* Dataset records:
** BEGIN **

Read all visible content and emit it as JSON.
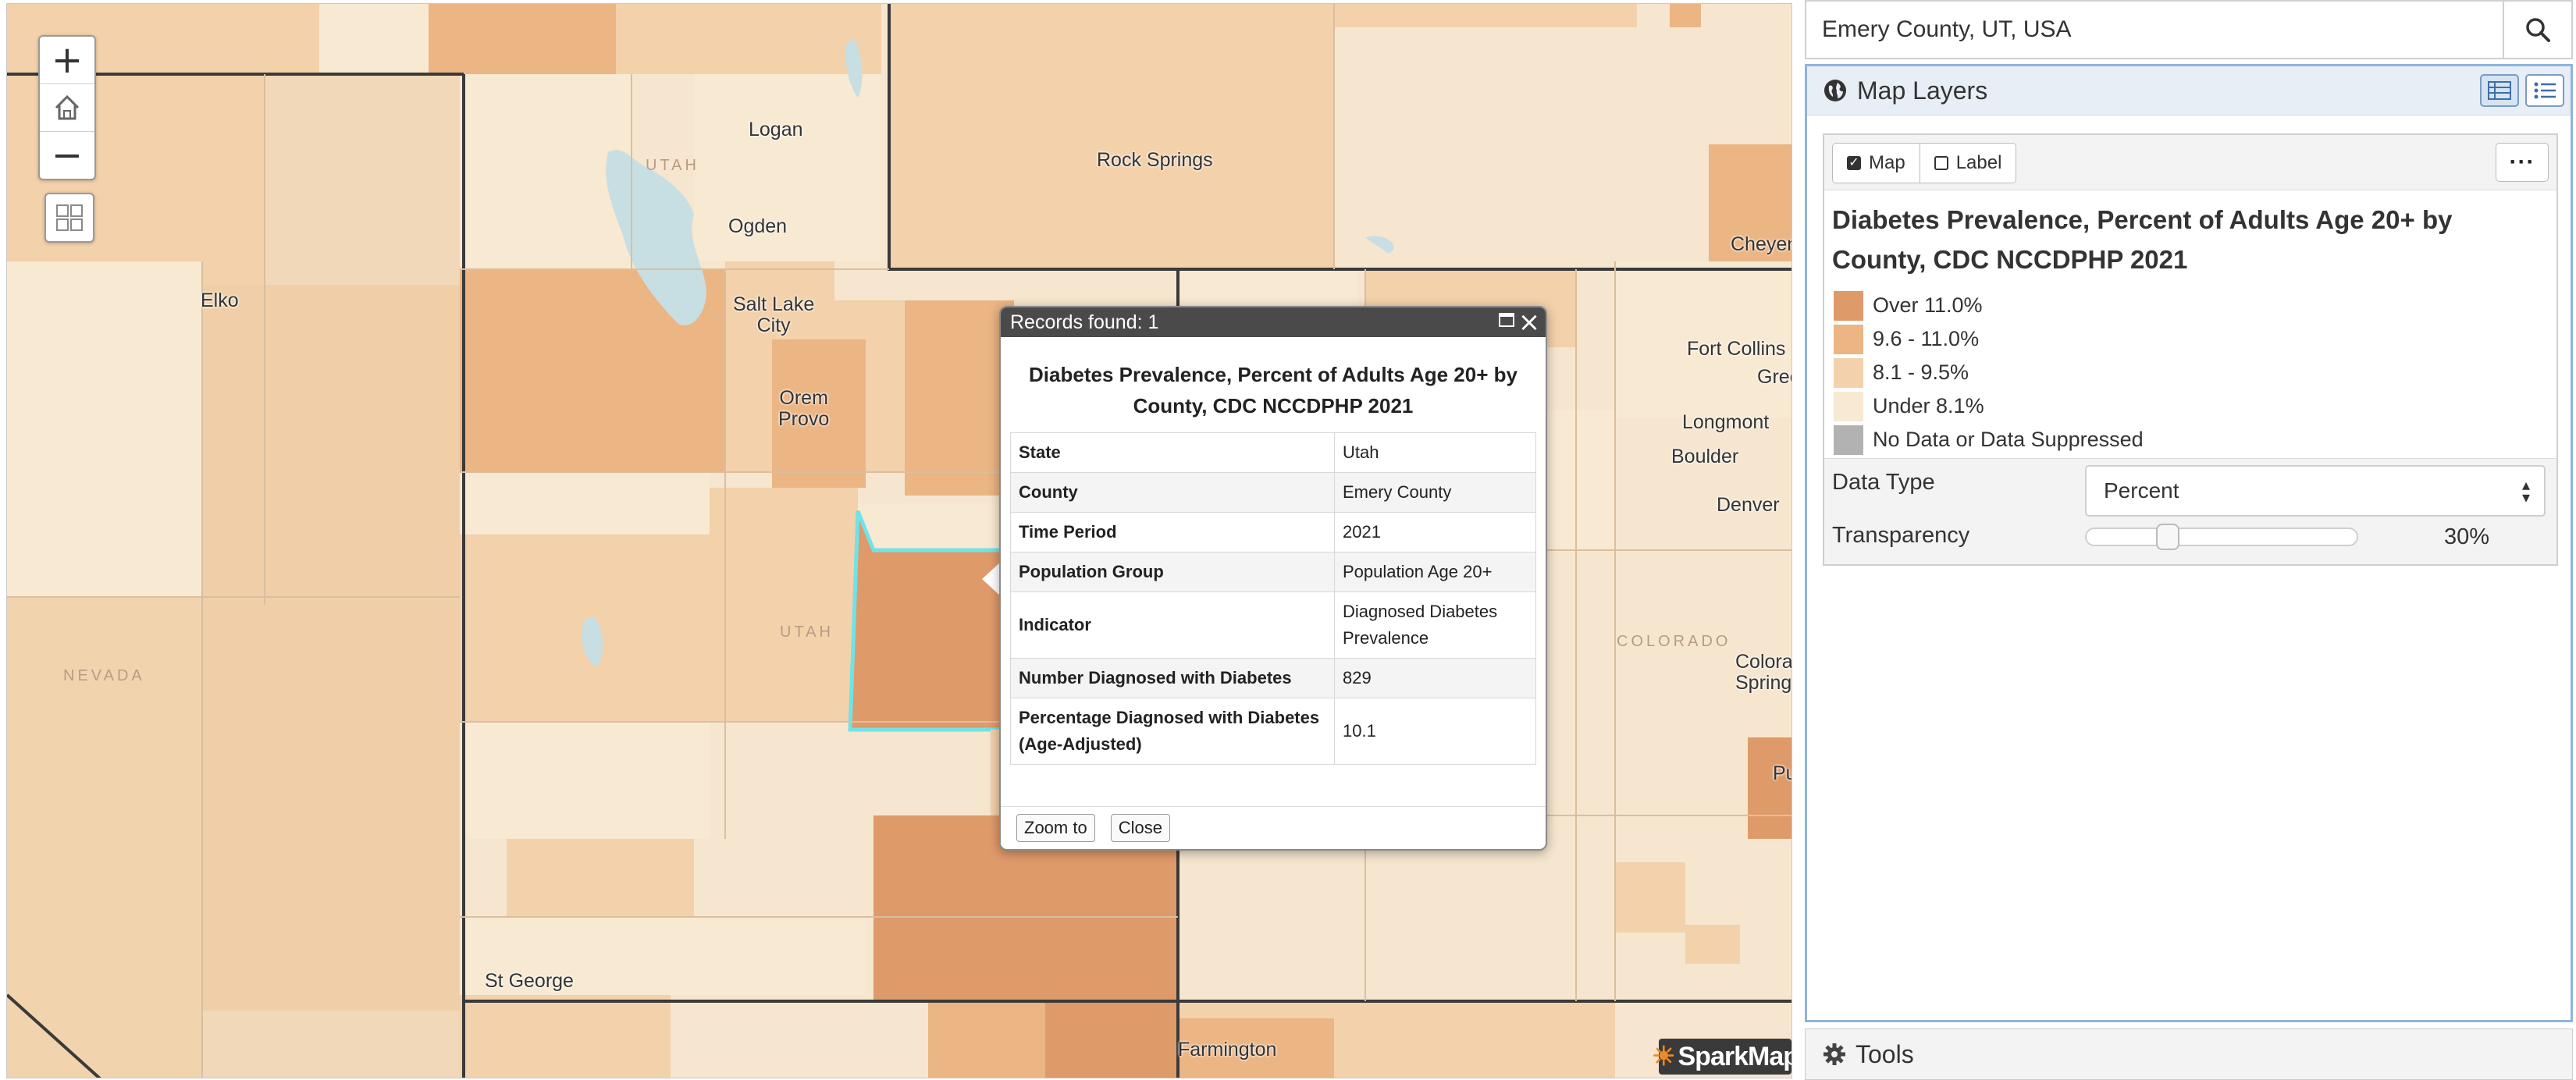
{
  "map": {
    "places": [
      {
        "name": "Logan",
        "id": "logan"
      },
      {
        "name": "Ogden",
        "id": "ogden"
      },
      {
        "name": "Salt Lake\nCity",
        "id": "salt-lake-city"
      },
      {
        "name": "Orem\nProvo",
        "id": "orem-provo"
      },
      {
        "name": "Rock Springs",
        "id": "rock-springs"
      },
      {
        "name": "Elko",
        "id": "elko"
      },
      {
        "name": "Cheyen",
        "id": "cheyenne"
      },
      {
        "name": "Fort Collins",
        "id": "fort-collins"
      },
      {
        "name": "Gree",
        "id": "greeley"
      },
      {
        "name": "Longmont",
        "id": "longmont"
      },
      {
        "name": "Boulder",
        "id": "boulder"
      },
      {
        "name": "Denver",
        "id": "denver"
      },
      {
        "name": "Colora\nSpring",
        "id": "colorado-springs"
      },
      {
        "name": "Pu",
        "id": "pueblo"
      },
      {
        "name": "St George",
        "id": "st-george"
      },
      {
        "name": "Farmington",
        "id": "farmington"
      }
    ],
    "state_labels": [
      {
        "name": "UTAH",
        "id": "utah-north"
      },
      {
        "name": "UTAH",
        "id": "utah-central"
      },
      {
        "name": "NEVADA",
        "id": "nevada"
      },
      {
        "name": "COLORADO",
        "id": "colorado"
      }
    ],
    "zoom_in_label": "+",
    "zoom_out_label": "−",
    "attribution_logo_text": "SparkMap",
    "selected_county": "Emery County",
    "colors": {
      "over_11": "#df9a6a",
      "b9_6_11": "#ebb584",
      "b8_1_9_5": "#f3d1ab",
      "under_8_1": "#f8e9d2",
      "no_data": "#b2b2b2",
      "selection": "#6fe3e8"
    }
  },
  "popup": {
    "header": "Records found: 1",
    "title": "Diabetes Prevalence, Percent of Adults Age 20+ by County, CDC NCCDPHP 2021",
    "rows": [
      {
        "key": "State",
        "value": "Utah"
      },
      {
        "key": "County",
        "value": "Emery County"
      },
      {
        "key": "Time Period",
        "value": "2021"
      },
      {
        "key": "Population Group",
        "value": "Population Age 20+"
      },
      {
        "key": "Indicator",
        "value": "Diagnosed Diabetes Prevalence"
      },
      {
        "key": "Number Diagnosed with Diabetes",
        "value": "829"
      },
      {
        "key": "Percentage Diagnosed with Diabetes (Age-Adjusted)",
        "value": "10.1"
      }
    ],
    "zoom_to_label": "Zoom to",
    "close_label": "Close"
  },
  "sidebar": {
    "search": {
      "value": "Emery County, UT, USA",
      "placeholder": ""
    },
    "layers_panel": {
      "title": "Map Layers",
      "map_toggle_label": "Map",
      "label_toggle_label": "Label",
      "map_checked": true,
      "label_checked": false,
      "more_label": "···",
      "layer_title": "Diabetes Prevalence, Percent of Adults Age 20+ by County, CDC NCCDPHP 2021",
      "legend": [
        {
          "label": "Over 11.0%",
          "color": "#df9a6a"
        },
        {
          "label": "9.6 - 11.0%",
          "color": "#ebb584"
        },
        {
          "label": "8.1 - 9.5%",
          "color": "#f3d1ab"
        },
        {
          "label": "Under 8.1%",
          "color": "#f8e9d2"
        },
        {
          "label": "No Data or Data Suppressed",
          "color": "#b2b2b2"
        }
      ],
      "data_type_label": "Data Type",
      "data_type_value": "Percent",
      "transparency_label": "Transparency",
      "transparency_value": "30%",
      "transparency_fraction": 0.3
    },
    "tools_label": "Tools"
  }
}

** END **

From the listing above, print every entry precisely and drop the pictures.

Read all visible content and emit it as JSON.
{
  "map": {
    "places": [
      {
        "name": "Logan",
        "id": "logan"
      },
      {
        "name": "Ogden",
        "id": "ogden"
      },
      {
        "name": "Salt Lake\nCity",
        "id": "salt-lake-city"
      },
      {
        "name": "Orem\nProvo",
        "id": "orem-provo"
      },
      {
        "name": "Rock Springs",
        "id": "rock-springs"
      },
      {
        "name": "Elko",
        "id": "elko"
      },
      {
        "name": "Cheyen",
        "id": "cheyenne"
      },
      {
        "name": "Fort Collins",
        "id": "fort-collins"
      },
      {
        "name": "Gree",
        "id": "greeley"
      },
      {
        "name": "Longmont",
        "id": "longmont"
      },
      {
        "name": "Boulder",
        "id": "boulder"
      },
      {
        "name": "Denver",
        "id": "denver"
      },
      {
        "name": "Colora\nSpring",
        "id": "colorado-springs"
      },
      {
        "name": "Pu",
        "id": "pueblo"
      },
      {
        "name": "St George",
        "id": "st-george"
      },
      {
        "name": "Farmington",
        "id": "farmington"
      }
    ],
    "state_labels": [
      {
        "name": "UTAH",
        "id": "utah-north"
      },
      {
        "name": "UTAH",
        "id": "utah-central"
      },
      {
        "name": "NEVADA",
        "id": "nevada"
      },
      {
        "name": "COLORADO",
        "id": "colorado"
      }
    ],
    "zoom_in_label": "+",
    "zoom_out_label": "−",
    "attribution_logo_text": "SparkMap",
    "selected_county": "Emery County",
    "colors": {
      "over_11": "#df9a6a",
      "b9_6_11": "#ebb584",
      "b8_1_9_5": "#f3d1ab",
      "under_8_1": "#f8e9d2",
      "no_data": "#b2b2b2",
      "selection": "#6fe3e8"
    }
  },
  "popup": {
    "header": "Records found: 1",
    "title": "Diabetes Prevalence, Percent of Adults Age 20+ by County, CDC NCCDPHP 2021",
    "rows": [
      {
        "key": "State",
        "value": "Utah"
      },
      {
        "key": "County",
        "value": "Emery County"
      },
      {
        "key": "Time Period",
        "value": "2021"
      },
      {
        "key": "Population Group",
        "value": "Population Age 20+"
      },
      {
        "key": "Indicator",
        "value": "Diagnosed Diabetes Prevalence"
      },
      {
        "key": "Number Diagnosed with Diabetes",
        "value": "829"
      },
      {
        "key": "Percentage Diagnosed with Diabetes (Age-Adjusted)",
        "value": "10.1"
      }
    ],
    "zoom_to_label": "Zoom to",
    "close_label": "Close"
  },
  "sidebar": {
    "search": {
      "value": "Emery County, UT, USA",
      "placeholder": ""
    },
    "layers_panel": {
      "title": "Map Layers",
      "map_toggle_label": "Map",
      "label_toggle_label": "Label",
      "map_checked": true,
      "label_checked": false,
      "more_label": "···",
      "layer_title": "Diabetes Prevalence, Percent of Adults Age 20+ by County, CDC NCCDPHP 2021",
      "legend": [
        {
          "label": "Over 11.0%",
          "color": "#df9a6a"
        },
        {
          "label": "9.6 - 11.0%",
          "color": "#ebb584"
        },
        {
          "label": "8.1 - 9.5%",
          "color": "#f3d1ab"
        },
        {
          "label": "Under 8.1%",
          "color": "#f8e9d2"
        },
        {
          "label": "No Data or Data Suppressed",
          "color": "#b2b2b2"
        }
      ],
      "data_type_label": "Data Type",
      "data_type_value": "Percent",
      "transparency_label": "Transparency",
      "transparency_value": "30%",
      "transparency_fraction": 0.3
    },
    "tools_label": "Tools"
  }
}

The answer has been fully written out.